## CONSEGNA
Riscrivi tutte le righe dei record seguenti come tabella Markdown a due colonne: «Numero» per il numero progressivo e «Riga» per il testo, escludendo le righe vuote.

## SEZIONE DATI
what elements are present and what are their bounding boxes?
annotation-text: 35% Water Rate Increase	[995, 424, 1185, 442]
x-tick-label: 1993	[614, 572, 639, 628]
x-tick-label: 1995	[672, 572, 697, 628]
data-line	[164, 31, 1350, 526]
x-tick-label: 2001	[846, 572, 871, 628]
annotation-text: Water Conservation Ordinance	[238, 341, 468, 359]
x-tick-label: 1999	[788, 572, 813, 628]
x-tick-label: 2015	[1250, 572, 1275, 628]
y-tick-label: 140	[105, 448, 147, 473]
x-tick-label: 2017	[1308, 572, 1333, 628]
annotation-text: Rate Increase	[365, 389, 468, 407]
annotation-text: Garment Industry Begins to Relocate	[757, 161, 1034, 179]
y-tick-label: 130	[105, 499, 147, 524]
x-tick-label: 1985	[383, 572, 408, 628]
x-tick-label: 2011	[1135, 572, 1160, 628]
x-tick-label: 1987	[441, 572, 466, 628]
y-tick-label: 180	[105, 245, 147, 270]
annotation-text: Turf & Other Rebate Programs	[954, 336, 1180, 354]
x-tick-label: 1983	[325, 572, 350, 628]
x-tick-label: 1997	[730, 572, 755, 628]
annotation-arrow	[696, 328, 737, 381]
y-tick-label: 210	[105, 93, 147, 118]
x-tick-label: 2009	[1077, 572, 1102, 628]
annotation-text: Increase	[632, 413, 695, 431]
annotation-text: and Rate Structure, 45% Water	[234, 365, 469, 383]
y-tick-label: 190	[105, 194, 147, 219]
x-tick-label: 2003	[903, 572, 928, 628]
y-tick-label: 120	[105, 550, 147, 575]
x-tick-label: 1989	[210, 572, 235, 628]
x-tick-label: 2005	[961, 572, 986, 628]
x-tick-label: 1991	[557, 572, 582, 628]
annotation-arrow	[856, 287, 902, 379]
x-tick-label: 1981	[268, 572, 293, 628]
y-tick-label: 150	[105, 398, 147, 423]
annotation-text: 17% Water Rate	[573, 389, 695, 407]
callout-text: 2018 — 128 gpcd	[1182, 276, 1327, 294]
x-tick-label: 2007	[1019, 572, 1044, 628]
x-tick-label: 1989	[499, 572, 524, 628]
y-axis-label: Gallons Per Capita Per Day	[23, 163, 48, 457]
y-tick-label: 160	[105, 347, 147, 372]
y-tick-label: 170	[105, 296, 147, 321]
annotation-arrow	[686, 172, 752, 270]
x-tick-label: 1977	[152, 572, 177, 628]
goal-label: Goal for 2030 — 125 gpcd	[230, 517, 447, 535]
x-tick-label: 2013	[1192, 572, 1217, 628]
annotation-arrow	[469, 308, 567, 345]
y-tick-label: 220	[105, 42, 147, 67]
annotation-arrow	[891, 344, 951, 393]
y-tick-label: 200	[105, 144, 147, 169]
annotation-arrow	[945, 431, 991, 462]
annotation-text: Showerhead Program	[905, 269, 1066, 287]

## RISULTATO
| Numero | Riga |
|---|---|
| 1 | what elements are present and what are their bounding boxes? |
| 2 | annotation-text: 35% Water Rate Increase	[995, 424, 1185, 442] |
| 3 | x-tick-label: 1993	[614, 572, 639, 628] |
| 4 | x-tick-label: 1995	[672, 572, 697, 628] |
| 5 | data-line	[164, 31, 1350, 526] |
| 6 | x-tick-label: 2001	[846, 572, 871, 628] |
| 7 | annotation-text: Water Conservation Ordinance	[238, 341, 468, 359] |
| 8 | x-tick-label: 1999	[788, 572, 813, 628] |
| 9 | x-tick-label: 2015	[1250, 572, 1275, 628] |
| 10 | y-tick-label: 140	[105, 448, 147, 473] |
| 11 | x-tick-label: 2017	[1308, 572, 1333, 628] |
| 12 | annotation-text: Rate Increase	[365, 389, 468, 407] |
| 13 | annotation-text: Garment Industry Begins to Relocate	[757, 161, 1034, 179] |
| 14 | y-tick-label: 130	[105, 499, 147, 524] |
| 15 | x-tick-label: 1985	[383, 572, 408, 628] |
| 16 | x-tick-label: 2011	[1135, 572, 1160, 628] |
| 17 | x-tick-label: 1987	[441, 572, 466, 628] |
| 18 | y-tick-label: 180	[105, 245, 147, 270] |
| 19 | annotation-text: Turf & Other Rebate Programs	[954, 336, 1180, 354] |
| 20 | x-tick-label: 1983	[325, 572, 350, 628] |
| 21 | x-tick-label: 1997	[730, 572, 755, 628] |
| 22 | annotation-arrow	[696, 328, 737, 381] |
| 23 | y-tick-label: 210	[105, 93, 147, 118] |
| 24 | x-tick-label: 2009	[1077, 572, 1102, 628] |
| 25 | annotation-text: Increase	[632, 413, 695, 431] |
| 26 | annotation-text: and Rate Structure, 45% Water	[234, 365, 469, 383] |
| 27 | y-tick-label: 190	[105, 194, 147, 219] |
| 28 | x-tick-label: 2003	[903, 572, 928, 628] |
| 29 | y-tick-label: 120	[105, 550, 147, 575] |
| 30 | x-tick-label: 1989	[210, 572, 235, 628] |
| 31 | x-tick-label: 2005	[961, 572, 986, 628] |
| 32 | x-tick-label: 1991	[557, 572, 582, 628] |
| 33 | annotation-arrow	[856, 287, 902, 379] |
| 34 | x-tick-label: 1981	[268, 572, 293, 628] |
| 35 | y-tick-label: 150	[105, 398, 147, 423] |
| 36 | annotation-text: 17% Water Rate	[573, 389, 695, 407] |
| 37 | callout-text: 2018 — 128 gpcd	[1182, 276, 1327, 294] |
| 38 | x-tick-label: 2007	[1019, 572, 1044, 628] |
| 39 | x-tick-label: 1989	[499, 572, 524, 628] |
| 40 | y-axis-label: Gallons Per Capita Per Day	[23, 163, 48, 457] |
| 41 | y-tick-label: 160	[105, 347, 147, 372] |
| 42 | y-tick-label: 170	[105, 296, 147, 321] |
| 43 | annotation-arrow	[686, 172, 752, 270] |
| 44 | x-tick-label: 1977	[152, 572, 177, 628] |
| 45 | goal-label: Goal for 2030 — 125 gpcd	[230, 517, 447, 535] |
| 46 | x-tick-label: 2013	[1192, 572, 1217, 628] |
| 47 | annotation-arrow	[469, 308, 567, 345] |
| 48 | y-tick-label: 220	[105, 42, 147, 67] |
| 49 | annotation-arrow	[891, 344, 951, 393] |
| 50 | y-tick-label: 200	[105, 144, 147, 169] |
| 51 | annotation-arrow	[945, 431, 991, 462] |
| 52 | annotation-text: Showerhead Program	[905, 269, 1066, 287] |